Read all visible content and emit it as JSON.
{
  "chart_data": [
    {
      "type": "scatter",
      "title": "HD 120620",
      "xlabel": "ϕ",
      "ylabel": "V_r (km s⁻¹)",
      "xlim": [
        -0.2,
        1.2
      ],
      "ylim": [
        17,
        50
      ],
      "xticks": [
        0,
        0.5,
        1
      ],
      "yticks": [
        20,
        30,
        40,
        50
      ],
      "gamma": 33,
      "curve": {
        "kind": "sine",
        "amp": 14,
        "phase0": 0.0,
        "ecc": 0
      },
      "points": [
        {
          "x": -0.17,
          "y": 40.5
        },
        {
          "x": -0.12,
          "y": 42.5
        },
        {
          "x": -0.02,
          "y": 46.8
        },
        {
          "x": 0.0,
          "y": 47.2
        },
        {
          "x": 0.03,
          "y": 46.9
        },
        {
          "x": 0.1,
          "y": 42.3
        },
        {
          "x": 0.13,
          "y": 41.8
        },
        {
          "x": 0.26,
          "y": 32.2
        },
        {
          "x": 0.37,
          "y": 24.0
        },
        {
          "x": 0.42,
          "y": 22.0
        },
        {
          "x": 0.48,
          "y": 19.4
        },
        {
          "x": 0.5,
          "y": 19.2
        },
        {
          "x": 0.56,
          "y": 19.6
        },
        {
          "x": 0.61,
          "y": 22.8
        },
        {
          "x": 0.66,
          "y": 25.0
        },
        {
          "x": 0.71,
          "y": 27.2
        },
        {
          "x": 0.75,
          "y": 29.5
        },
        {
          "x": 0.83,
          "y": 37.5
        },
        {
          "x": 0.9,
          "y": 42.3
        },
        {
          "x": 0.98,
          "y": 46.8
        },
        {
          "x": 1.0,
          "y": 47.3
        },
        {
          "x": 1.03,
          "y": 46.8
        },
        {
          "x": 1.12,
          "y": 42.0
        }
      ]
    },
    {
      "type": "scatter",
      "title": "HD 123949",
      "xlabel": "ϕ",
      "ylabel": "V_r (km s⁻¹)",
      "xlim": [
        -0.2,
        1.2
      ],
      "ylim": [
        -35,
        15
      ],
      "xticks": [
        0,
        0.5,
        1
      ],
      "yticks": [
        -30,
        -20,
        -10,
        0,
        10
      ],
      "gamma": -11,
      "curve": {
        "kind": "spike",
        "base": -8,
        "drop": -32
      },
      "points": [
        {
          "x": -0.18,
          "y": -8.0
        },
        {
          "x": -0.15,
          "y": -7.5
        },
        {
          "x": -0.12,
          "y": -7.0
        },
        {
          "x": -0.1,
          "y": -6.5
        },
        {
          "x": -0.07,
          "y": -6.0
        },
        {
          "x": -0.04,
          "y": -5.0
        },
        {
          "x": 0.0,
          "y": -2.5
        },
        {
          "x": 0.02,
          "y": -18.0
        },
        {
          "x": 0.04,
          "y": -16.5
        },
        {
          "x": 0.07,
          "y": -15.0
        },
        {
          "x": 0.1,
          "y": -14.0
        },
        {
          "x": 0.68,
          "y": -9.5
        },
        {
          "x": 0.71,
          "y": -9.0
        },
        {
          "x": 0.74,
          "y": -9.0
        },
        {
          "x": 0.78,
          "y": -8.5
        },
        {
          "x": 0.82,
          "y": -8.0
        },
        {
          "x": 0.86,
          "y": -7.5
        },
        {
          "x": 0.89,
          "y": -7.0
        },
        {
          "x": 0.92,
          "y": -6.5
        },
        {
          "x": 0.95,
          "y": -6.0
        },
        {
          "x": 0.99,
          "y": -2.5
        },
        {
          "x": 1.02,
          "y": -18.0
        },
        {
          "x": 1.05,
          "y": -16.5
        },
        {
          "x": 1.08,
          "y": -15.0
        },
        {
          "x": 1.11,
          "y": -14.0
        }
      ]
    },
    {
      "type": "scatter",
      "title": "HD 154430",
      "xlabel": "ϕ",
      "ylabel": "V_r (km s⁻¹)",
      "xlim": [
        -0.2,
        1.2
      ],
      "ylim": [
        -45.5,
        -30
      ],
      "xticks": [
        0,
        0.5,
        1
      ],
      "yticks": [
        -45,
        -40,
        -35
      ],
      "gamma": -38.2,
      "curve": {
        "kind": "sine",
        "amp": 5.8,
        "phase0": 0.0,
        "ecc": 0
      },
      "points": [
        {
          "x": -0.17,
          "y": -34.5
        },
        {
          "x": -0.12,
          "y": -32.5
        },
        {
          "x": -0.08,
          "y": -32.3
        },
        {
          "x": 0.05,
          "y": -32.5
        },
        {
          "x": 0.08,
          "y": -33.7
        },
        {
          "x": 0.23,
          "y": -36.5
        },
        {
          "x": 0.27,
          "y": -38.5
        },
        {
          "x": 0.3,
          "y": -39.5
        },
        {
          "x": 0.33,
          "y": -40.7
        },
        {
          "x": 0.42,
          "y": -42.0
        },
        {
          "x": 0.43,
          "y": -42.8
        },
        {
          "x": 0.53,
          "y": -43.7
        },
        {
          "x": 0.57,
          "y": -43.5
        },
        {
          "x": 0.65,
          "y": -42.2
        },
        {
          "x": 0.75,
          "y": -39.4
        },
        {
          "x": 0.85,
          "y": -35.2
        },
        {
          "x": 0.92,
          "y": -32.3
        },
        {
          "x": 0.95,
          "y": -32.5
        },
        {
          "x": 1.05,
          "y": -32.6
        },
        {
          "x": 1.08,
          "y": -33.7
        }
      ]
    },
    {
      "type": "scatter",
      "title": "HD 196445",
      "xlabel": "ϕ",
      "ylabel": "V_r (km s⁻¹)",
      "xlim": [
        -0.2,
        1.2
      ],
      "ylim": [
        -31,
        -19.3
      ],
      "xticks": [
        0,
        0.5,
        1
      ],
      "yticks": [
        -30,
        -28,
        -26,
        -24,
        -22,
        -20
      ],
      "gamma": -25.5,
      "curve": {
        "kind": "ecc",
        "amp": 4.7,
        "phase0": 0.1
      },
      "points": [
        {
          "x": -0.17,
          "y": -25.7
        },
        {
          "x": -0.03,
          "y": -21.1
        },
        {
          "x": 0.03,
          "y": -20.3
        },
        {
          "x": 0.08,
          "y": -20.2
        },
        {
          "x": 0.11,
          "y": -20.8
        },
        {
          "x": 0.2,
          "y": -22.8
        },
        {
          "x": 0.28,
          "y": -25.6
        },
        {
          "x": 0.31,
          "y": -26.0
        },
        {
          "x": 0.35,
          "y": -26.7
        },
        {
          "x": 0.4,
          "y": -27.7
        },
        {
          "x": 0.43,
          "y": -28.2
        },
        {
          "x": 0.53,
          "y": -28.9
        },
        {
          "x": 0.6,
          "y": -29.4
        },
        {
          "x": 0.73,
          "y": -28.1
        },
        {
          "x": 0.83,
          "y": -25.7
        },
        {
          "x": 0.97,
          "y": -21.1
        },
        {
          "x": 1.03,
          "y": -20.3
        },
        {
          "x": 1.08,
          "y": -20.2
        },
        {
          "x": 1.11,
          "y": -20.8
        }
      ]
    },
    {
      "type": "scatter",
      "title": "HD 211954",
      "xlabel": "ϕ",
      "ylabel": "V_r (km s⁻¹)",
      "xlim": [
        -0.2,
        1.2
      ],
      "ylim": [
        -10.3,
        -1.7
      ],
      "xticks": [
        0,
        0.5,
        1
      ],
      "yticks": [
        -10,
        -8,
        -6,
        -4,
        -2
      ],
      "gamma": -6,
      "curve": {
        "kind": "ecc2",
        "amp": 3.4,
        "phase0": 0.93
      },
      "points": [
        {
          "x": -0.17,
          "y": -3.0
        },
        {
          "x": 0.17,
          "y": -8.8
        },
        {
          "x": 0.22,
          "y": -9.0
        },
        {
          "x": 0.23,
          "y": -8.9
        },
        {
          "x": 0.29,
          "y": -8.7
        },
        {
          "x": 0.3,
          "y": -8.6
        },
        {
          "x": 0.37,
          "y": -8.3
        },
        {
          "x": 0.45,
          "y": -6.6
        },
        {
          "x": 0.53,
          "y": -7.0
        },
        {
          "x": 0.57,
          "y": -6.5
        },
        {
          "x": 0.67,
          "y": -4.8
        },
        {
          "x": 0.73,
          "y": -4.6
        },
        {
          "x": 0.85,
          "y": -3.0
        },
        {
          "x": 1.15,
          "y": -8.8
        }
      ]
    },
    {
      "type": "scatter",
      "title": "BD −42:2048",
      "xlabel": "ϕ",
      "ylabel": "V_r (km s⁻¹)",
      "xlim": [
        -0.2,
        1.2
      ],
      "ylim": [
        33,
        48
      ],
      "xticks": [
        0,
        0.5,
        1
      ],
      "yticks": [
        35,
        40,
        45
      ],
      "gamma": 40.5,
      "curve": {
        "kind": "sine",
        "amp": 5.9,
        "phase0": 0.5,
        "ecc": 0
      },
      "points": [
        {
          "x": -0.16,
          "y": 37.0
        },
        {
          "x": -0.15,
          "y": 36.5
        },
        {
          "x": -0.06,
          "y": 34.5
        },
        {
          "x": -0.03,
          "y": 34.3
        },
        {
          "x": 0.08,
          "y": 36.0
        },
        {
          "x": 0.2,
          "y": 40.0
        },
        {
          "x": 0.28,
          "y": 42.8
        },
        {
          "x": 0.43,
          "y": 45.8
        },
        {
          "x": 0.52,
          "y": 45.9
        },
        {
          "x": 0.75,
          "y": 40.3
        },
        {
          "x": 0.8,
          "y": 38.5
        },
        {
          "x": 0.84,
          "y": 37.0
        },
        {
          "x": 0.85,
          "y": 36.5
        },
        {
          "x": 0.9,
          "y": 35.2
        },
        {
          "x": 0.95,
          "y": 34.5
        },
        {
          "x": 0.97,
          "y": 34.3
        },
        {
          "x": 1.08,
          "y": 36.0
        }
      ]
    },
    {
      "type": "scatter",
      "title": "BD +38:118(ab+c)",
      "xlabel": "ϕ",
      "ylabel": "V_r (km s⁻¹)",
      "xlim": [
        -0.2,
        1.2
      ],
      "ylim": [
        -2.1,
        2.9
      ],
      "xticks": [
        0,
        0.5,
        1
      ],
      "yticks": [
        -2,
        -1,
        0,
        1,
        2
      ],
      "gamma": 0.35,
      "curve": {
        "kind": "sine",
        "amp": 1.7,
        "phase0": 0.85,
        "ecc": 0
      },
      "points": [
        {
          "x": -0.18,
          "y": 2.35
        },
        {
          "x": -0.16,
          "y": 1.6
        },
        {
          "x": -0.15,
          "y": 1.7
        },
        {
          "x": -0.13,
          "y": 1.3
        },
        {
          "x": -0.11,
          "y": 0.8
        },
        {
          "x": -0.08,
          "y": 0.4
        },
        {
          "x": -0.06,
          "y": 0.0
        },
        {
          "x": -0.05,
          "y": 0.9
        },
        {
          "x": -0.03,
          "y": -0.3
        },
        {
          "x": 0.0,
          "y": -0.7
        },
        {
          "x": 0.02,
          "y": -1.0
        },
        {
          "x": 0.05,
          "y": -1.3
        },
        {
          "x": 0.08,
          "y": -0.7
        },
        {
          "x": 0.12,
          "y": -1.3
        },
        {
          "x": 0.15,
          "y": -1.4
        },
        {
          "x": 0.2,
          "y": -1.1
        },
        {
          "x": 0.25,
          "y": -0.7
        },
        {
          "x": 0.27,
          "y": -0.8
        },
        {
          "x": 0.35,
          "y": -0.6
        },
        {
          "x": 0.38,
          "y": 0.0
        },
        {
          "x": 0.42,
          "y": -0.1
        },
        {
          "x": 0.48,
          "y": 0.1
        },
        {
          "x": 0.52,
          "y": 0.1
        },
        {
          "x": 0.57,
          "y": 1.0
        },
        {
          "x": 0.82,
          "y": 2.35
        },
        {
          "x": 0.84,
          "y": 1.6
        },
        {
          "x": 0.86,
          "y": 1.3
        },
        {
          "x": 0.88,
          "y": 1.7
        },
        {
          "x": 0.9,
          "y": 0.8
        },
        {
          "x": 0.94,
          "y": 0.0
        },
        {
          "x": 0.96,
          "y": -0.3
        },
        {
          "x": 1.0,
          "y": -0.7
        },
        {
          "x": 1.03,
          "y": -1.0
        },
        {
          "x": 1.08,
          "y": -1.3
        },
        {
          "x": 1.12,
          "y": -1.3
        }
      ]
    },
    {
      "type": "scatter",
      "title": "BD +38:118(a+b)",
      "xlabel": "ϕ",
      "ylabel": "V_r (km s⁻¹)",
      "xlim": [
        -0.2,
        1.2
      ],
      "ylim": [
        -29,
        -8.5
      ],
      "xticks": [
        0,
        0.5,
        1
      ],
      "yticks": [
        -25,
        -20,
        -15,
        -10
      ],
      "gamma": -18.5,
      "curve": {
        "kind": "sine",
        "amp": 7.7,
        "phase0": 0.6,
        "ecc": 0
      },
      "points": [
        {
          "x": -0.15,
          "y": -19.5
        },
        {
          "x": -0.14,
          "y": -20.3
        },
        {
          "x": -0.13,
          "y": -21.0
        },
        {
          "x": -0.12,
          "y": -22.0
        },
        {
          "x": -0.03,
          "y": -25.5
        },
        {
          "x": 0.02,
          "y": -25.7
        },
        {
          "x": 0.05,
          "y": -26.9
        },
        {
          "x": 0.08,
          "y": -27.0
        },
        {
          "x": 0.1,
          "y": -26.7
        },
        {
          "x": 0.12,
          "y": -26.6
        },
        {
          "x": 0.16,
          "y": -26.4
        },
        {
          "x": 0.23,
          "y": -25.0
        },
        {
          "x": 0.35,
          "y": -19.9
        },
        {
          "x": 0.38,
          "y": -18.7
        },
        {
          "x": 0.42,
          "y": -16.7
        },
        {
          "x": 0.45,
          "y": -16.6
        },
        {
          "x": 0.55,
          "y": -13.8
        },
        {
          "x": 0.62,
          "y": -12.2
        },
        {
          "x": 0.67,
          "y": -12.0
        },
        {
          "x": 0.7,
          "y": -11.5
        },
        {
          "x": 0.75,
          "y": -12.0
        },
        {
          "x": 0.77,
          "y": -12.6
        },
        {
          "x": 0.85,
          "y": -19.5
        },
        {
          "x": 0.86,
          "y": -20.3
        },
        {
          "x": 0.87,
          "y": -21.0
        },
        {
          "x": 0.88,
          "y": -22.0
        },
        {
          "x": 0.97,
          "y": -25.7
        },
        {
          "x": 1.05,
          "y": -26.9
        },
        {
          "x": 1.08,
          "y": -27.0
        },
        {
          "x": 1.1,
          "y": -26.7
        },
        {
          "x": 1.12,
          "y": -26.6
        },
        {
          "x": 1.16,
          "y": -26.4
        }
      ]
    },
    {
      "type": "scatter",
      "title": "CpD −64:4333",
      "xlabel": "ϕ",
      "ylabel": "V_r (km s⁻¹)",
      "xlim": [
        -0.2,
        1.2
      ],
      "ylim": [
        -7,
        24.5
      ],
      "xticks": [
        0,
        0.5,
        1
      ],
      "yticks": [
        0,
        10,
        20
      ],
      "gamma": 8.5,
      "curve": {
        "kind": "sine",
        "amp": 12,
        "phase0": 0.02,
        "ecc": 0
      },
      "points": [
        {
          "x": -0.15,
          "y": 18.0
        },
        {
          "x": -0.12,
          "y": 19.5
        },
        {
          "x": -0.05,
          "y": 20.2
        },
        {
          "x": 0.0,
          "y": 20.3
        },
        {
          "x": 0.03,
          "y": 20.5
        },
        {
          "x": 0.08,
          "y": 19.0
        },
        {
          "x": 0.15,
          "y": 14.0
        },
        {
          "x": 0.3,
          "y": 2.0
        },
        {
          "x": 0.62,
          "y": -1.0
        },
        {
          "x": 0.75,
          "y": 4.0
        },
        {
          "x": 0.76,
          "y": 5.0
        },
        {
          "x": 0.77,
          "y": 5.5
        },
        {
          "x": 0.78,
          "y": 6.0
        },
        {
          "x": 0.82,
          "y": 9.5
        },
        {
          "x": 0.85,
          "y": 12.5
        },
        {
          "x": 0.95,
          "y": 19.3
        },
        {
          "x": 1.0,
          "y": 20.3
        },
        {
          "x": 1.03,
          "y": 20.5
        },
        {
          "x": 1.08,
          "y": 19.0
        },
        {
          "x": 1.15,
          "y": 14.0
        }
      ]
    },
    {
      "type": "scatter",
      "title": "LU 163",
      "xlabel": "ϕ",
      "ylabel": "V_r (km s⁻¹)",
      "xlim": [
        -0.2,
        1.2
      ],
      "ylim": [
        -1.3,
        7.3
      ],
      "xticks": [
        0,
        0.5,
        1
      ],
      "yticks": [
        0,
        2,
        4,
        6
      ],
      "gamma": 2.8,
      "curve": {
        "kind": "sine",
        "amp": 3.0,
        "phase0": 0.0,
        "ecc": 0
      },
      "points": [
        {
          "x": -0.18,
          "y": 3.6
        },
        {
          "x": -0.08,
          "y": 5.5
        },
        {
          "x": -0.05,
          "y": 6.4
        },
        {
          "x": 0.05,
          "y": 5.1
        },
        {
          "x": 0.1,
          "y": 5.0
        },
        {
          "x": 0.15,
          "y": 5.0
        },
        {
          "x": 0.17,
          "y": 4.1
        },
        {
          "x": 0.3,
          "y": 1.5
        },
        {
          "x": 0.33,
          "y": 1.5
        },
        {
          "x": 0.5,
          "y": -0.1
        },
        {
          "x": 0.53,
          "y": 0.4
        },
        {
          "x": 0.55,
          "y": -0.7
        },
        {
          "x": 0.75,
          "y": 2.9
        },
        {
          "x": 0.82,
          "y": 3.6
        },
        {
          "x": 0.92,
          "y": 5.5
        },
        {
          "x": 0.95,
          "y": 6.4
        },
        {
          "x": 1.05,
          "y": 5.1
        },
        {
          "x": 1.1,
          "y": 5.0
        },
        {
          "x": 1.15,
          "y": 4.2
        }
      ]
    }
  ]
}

§ §

### Exercise description
Take every line containing the word "gamma" and copy it.

### Exercise solution
      "gamma": 33,
      "gamma": -11,
      "gamma": -38.2,
      "gamma": -25.5,
      "gamma": -6,
      "gamma": 40.5,
      "gamma": 0.35,
      "gamma": -18.5,
      "gamma": 8.5,
      "gamma": 2.8,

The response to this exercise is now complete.